#### REQUIRED WORK:
Reproduce the records verbatim from the line containing "Text: self-willed exile" through the line containing "614, 128, 634)", both lines included.

■ ■ ■ ■ ■ ■ ■

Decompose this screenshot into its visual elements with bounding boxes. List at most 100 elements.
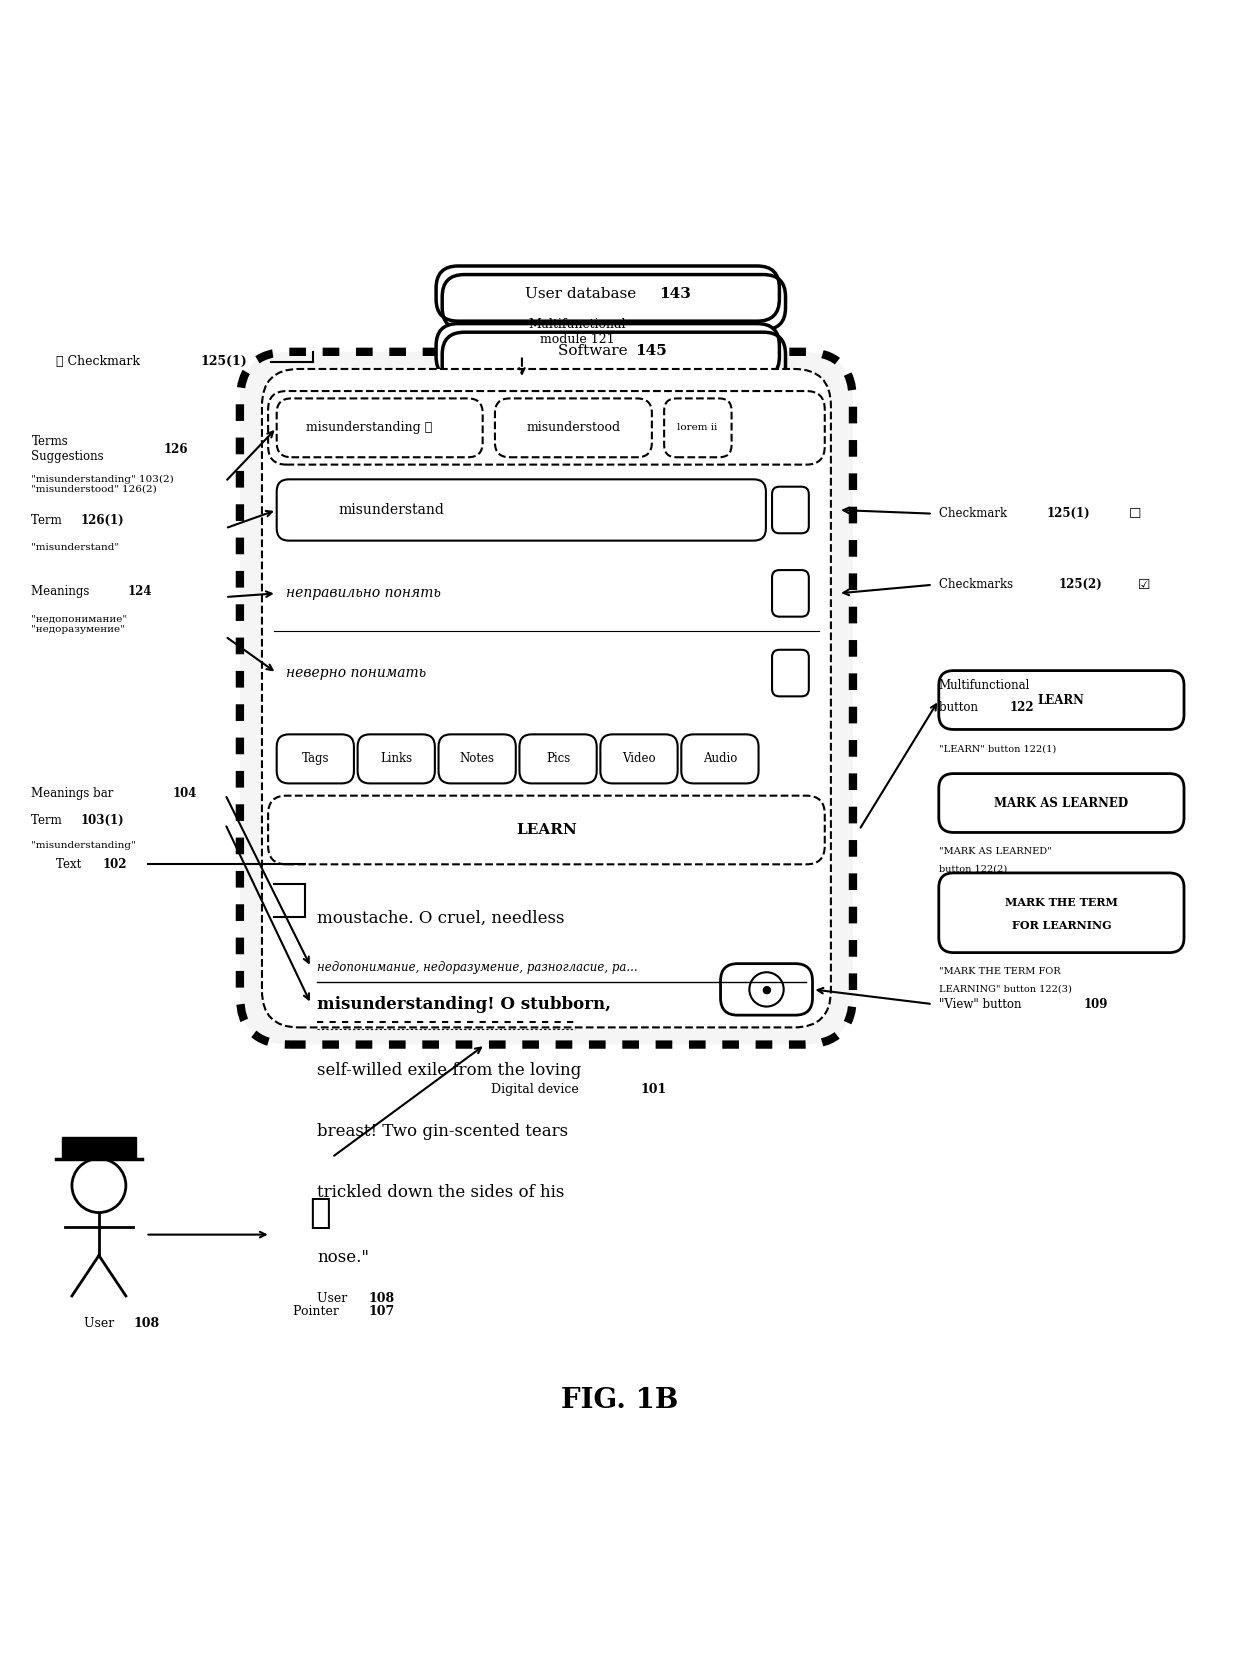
Text: self-willed exile from the loving: self-willed exile from the loving (317, 1062, 582, 1079)
Text: FOR LEARNING: FOR LEARNING (1012, 920, 1111, 931)
Text: "misunderstand": "misunderstand" (31, 543, 119, 553)
Text: Notes: Notes (460, 752, 495, 765)
FancyBboxPatch shape (681, 734, 759, 784)
Text: 125(1): 125(1) (1047, 508, 1090, 520)
FancyBboxPatch shape (939, 873, 1184, 953)
FancyBboxPatch shape (439, 734, 516, 784)
FancyBboxPatch shape (495, 398, 652, 456)
FancyBboxPatch shape (773, 486, 808, 533)
Text: 125(1): 125(1) (201, 355, 248, 369)
Text: MARK AS LEARNED: MARK AS LEARNED (994, 797, 1128, 810)
Text: "misunderstanding" 103(2)
"misunderstood" 126(2): "misunderstanding" 103(2) "misunderstood… (31, 475, 174, 495)
Text: Meanings bar: Meanings bar (31, 787, 118, 800)
Text: trickled down the sides of his: trickled down the sides of his (317, 1185, 564, 1202)
Text: "View" button: "View" button (939, 998, 1025, 1011)
FancyBboxPatch shape (436, 324, 780, 378)
Text: Meanings: Meanings (31, 584, 93, 598)
Text: 104: 104 (172, 787, 197, 800)
FancyBboxPatch shape (720, 964, 812, 1016)
Text: 143: 143 (660, 287, 691, 300)
Text: "MARK THE TERM FOR: "MARK THE TERM FOR (939, 968, 1060, 976)
Text: 108: 108 (133, 1316, 160, 1330)
FancyBboxPatch shape (277, 803, 816, 857)
Text: 108: 108 (368, 1291, 394, 1305)
Text: "недопонимание"
"недоразумение": "недопонимание" "недоразумение" (31, 614, 128, 634)
FancyBboxPatch shape (357, 734, 435, 784)
FancyBboxPatch shape (277, 480, 766, 541)
FancyBboxPatch shape (773, 649, 808, 696)
FancyBboxPatch shape (268, 392, 825, 465)
Text: 103(1): 103(1) (81, 813, 124, 827)
Text: FIG. 1B: FIG. 1B (562, 1386, 678, 1414)
Text: 107: 107 (368, 1305, 394, 1318)
Text: nose.": nose." (317, 1250, 370, 1267)
Text: 109: 109 (1084, 998, 1107, 1011)
Text: breast! Two gin-scented tears: breast! Two gin-scented tears (317, 1124, 568, 1140)
Text: LEARNING" button 122(3): LEARNING" button 122(3) (939, 984, 1071, 993)
Text: Digital device: Digital device (491, 1084, 583, 1097)
Text: misunderstood: misunderstood (526, 422, 620, 435)
Text: moustache. O cruel, needless: moustache. O cruel, needless (317, 910, 564, 926)
Text: недопонимание, недоразумение, разногласие, ра...: недопонимание, недоразумение, разногласи… (317, 961, 637, 974)
Text: User: User (317, 1291, 351, 1305)
Text: "MARK AS LEARNED": "MARK AS LEARNED" (939, 847, 1052, 857)
Text: Text: Text (56, 858, 86, 872)
Text: Checkmark: Checkmark (939, 508, 1011, 520)
Text: "LEARN" button 122(1): "LEARN" button 122(1) (939, 744, 1056, 754)
FancyBboxPatch shape (436, 266, 780, 320)
Text: неверно понимать: неверно понимать (286, 666, 427, 681)
Text: Multifunctional: Multifunctional (939, 679, 1030, 692)
Text: User database: User database (526, 287, 641, 300)
FancyBboxPatch shape (520, 734, 596, 784)
Text: button: button (939, 701, 982, 714)
Text: 101: 101 (641, 1084, 667, 1097)
Text: MARK THE TERM: MARK THE TERM (1004, 898, 1117, 908)
Text: Tags: Tags (301, 752, 329, 765)
Text: misunderstanding ☑: misunderstanding ☑ (305, 422, 432, 435)
FancyBboxPatch shape (268, 795, 825, 865)
Text: lorem ii: lorem ii (677, 423, 718, 432)
FancyBboxPatch shape (939, 774, 1184, 832)
Text: Term: Term (31, 513, 66, 526)
Text: LEARN: LEARN (1038, 694, 1085, 707)
Text: 126(1): 126(1) (81, 513, 124, 526)
FancyBboxPatch shape (773, 569, 808, 616)
Text: Multifunctional
module 121: Multifunctional module 121 (528, 317, 626, 345)
FancyBboxPatch shape (239, 352, 853, 1044)
Text: 126: 126 (164, 443, 188, 455)
FancyBboxPatch shape (600, 734, 677, 784)
FancyBboxPatch shape (262, 369, 831, 1028)
Text: Pics: Pics (546, 752, 570, 765)
Text: misunderstand: misunderstand (339, 503, 444, 516)
Text: Software: Software (558, 344, 632, 359)
Text: 145: 145 (635, 344, 667, 359)
Text: Checkmarks: Checkmarks (939, 578, 1017, 591)
Text: 102: 102 (103, 858, 126, 872)
FancyBboxPatch shape (277, 398, 482, 456)
Text: 🖐: 🖐 (309, 1195, 330, 1230)
Text: ☑: ☑ (1137, 578, 1149, 591)
Text: ☐: ☐ (1128, 506, 1141, 521)
Polygon shape (62, 1137, 135, 1159)
Text: User: User (84, 1316, 119, 1330)
FancyBboxPatch shape (665, 398, 732, 456)
Text: LEARN: LEARN (516, 823, 577, 837)
Text: "misunderstanding": "misunderstanding" (31, 842, 136, 850)
Text: 122: 122 (1009, 701, 1034, 714)
Text: button 122(2): button 122(2) (939, 865, 1007, 873)
Text: Video: Video (622, 752, 656, 765)
Text: 125(2): 125(2) (1059, 578, 1102, 591)
Text: misunderstanding! O stubborn,: misunderstanding! O stubborn, (317, 996, 611, 1013)
Text: Audio: Audio (703, 752, 737, 765)
Text: неправильно понять: неправильно понять (286, 586, 441, 601)
Text: Term: Term (31, 813, 66, 827)
Text: Terms
Suggestions: Terms Suggestions (31, 435, 108, 463)
Text: ●: ● (761, 984, 771, 994)
Text: 124: 124 (128, 584, 151, 598)
Text: ☑ Checkmark: ☑ Checkmark (56, 355, 144, 369)
FancyBboxPatch shape (277, 734, 353, 784)
FancyBboxPatch shape (939, 671, 1184, 729)
Text: Links: Links (381, 752, 412, 765)
Text: Pointer: Pointer (293, 1305, 342, 1318)
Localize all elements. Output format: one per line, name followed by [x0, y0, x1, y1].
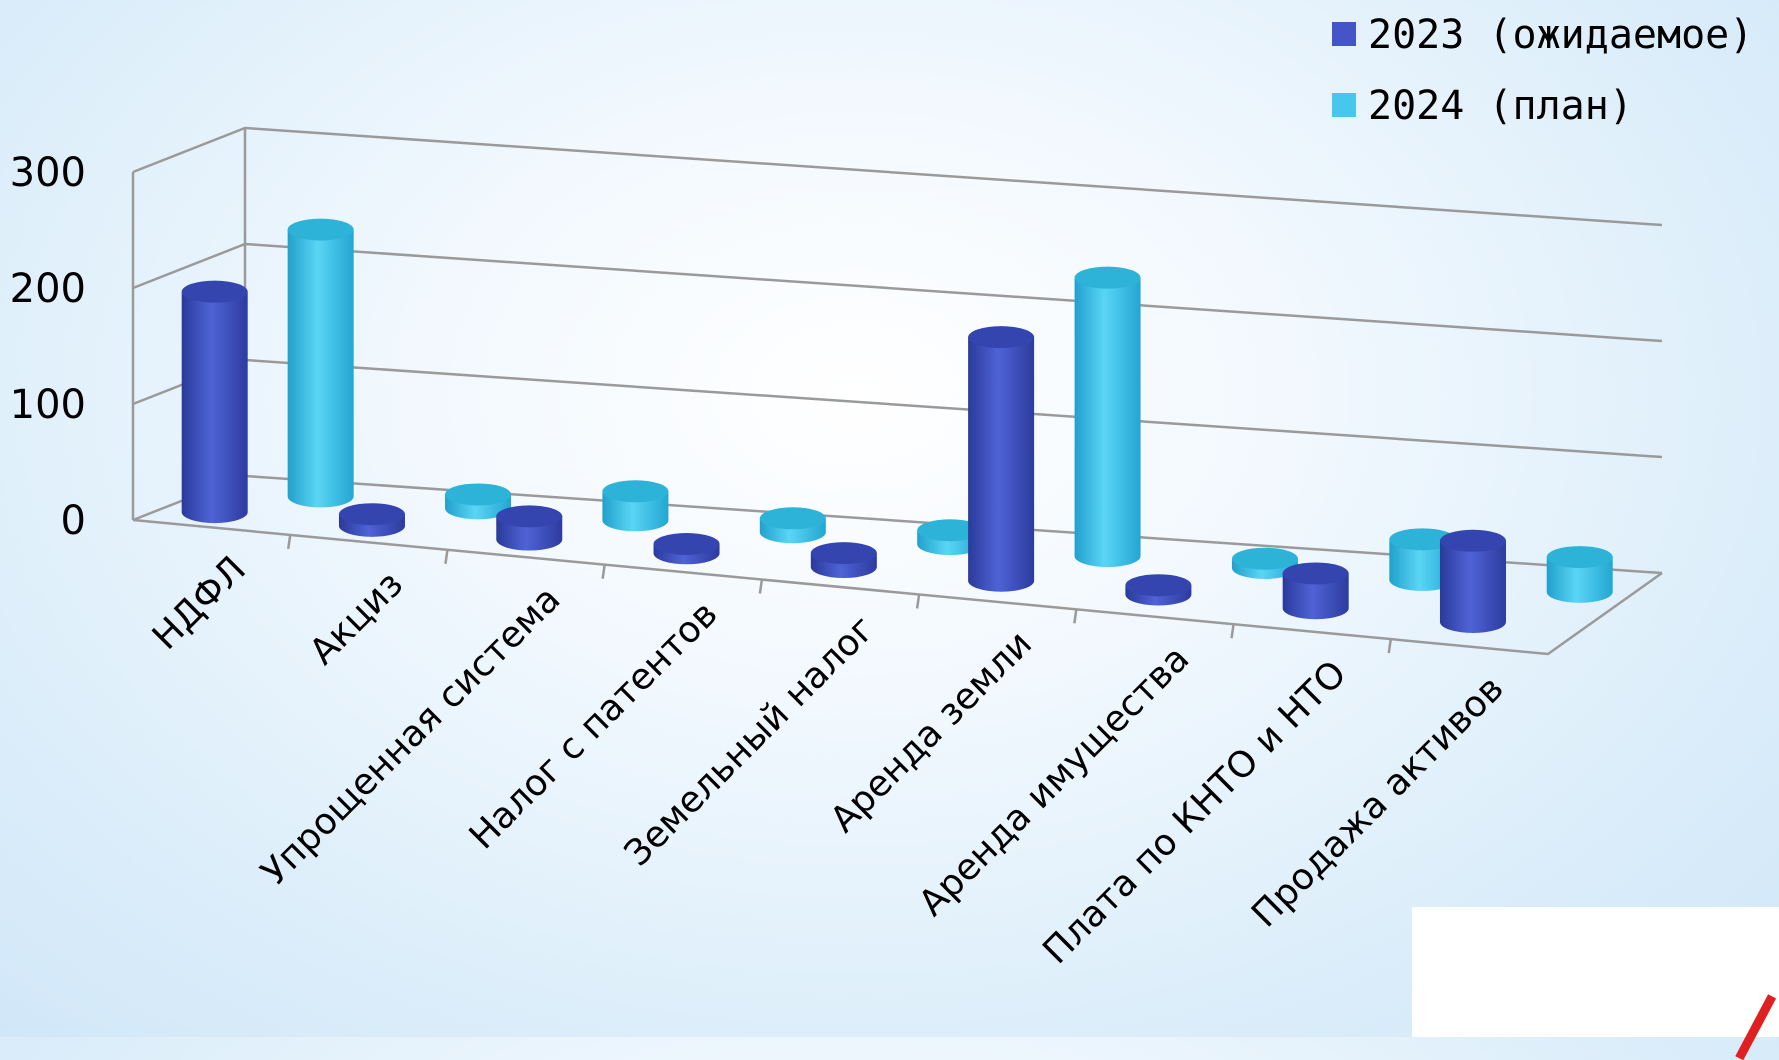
x-tick-mark — [1230, 624, 1235, 639]
bar — [338, 503, 405, 537]
gridline — [132, 126, 1663, 227]
x-tick-mark — [601, 564, 606, 579]
bar — [1231, 547, 1298, 580]
x-tick-mark — [1073, 609, 1078, 624]
bar — [1074, 266, 1141, 568]
x-category-label: НДФЛ — [145, 549, 254, 658]
legend-label: 2024 (план) — [1368, 83, 1633, 129]
gridline — [132, 242, 1663, 343]
x-tick-mark — [444, 549, 449, 564]
bar — [496, 505, 563, 551]
bar — [602, 480, 669, 532]
bar — [181, 280, 248, 524]
bar — [1125, 574, 1192, 606]
bar — [1546, 546, 1613, 603]
bar — [1282, 562, 1349, 620]
decorative-corner — [1412, 907, 1779, 1037]
gridline — [132, 358, 1663, 459]
bar — [917, 519, 984, 556]
x-category-label: Упрощенная система — [254, 579, 569, 894]
x-category-label: Акциз — [302, 564, 411, 673]
bar — [1439, 529, 1506, 633]
x-tick-mark — [758, 579, 764, 594]
y-axis-ticks: 0 100 200 300 — [10, 150, 86, 544]
x-tick-mark — [286, 534, 292, 550]
x-tick-mark — [915, 594, 921, 609]
legend: 2023 (ожидаемое) 2024 (план) — [1332, 12, 1753, 129]
bars — [181, 218, 1613, 633]
x-category-label: Плата по КНТО и НТО — [1035, 653, 1354, 972]
bar — [287, 218, 354, 508]
y-tick-label: 0 — [61, 498, 86, 544]
y-tick-label: 200 — [10, 266, 86, 312]
legend-label: 2023 (ожидаемое) — [1368, 12, 1753, 58]
bar — [1389, 528, 1456, 591]
y-tick-label: 100 — [10, 382, 86, 428]
bar — [653, 533, 720, 565]
bar — [968, 326, 1035, 592]
bar — [810, 542, 877, 579]
legend-swatch — [1332, 22, 1356, 46]
bar — [759, 507, 826, 544]
x-tick-mark — [1387, 638, 1393, 654]
y-tick-label: 300 — [10, 150, 86, 196]
legend-swatch — [1332, 93, 1356, 117]
bar — [445, 483, 512, 520]
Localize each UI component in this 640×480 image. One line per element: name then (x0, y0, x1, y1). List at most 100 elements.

■ ■ ■ ■ ■ ■ ■

#### WRITTEN SOLUTION:
Text: self-willed exile from the loving: self-willed exile from the loving (317, 1062, 582, 1079)
Text: FOR LEARNING: FOR LEARNING (1012, 920, 1111, 931)
Text: "misunderstand": "misunderstand" (31, 543, 119, 553)
Text: Notes: Notes (460, 752, 495, 765)
FancyBboxPatch shape (681, 734, 759, 784)
Text: 125(1): 125(1) (1047, 508, 1090, 520)
FancyBboxPatch shape (939, 873, 1184, 953)
FancyBboxPatch shape (439, 734, 516, 784)
FancyBboxPatch shape (495, 398, 652, 456)
FancyBboxPatch shape (773, 486, 808, 533)
Text: 125(1): 125(1) (201, 355, 248, 369)
Text: MARK AS LEARNED: MARK AS LEARNED (994, 797, 1128, 810)
Text: "misunderstanding" 103(2)
"misunderstood" 126(2): "misunderstanding" 103(2) "misunderstood… (31, 475, 174, 495)
Text: Meanings bar: Meanings bar (31, 787, 118, 800)
Text: trickled down the sides of his: trickled down the sides of his (317, 1185, 564, 1202)
Text: "View" button: "View" button (939, 998, 1025, 1011)
FancyBboxPatch shape (436, 324, 780, 378)
Text: Meanings: Meanings (31, 584, 93, 598)
Text: 104: 104 (172, 787, 197, 800)
FancyBboxPatch shape (720, 964, 812, 1016)
Text: 143: 143 (660, 287, 691, 300)
Text: "MARK THE TERM FOR: "MARK THE TERM FOR (939, 968, 1060, 976)
Text: 108: 108 (133, 1316, 160, 1330)
FancyBboxPatch shape (277, 803, 816, 857)
Text: 108: 108 (368, 1291, 394, 1305)
Text: "недопонимание"
"недоразумение": "недопонимание" "недоразумение" (31, 614, 128, 634)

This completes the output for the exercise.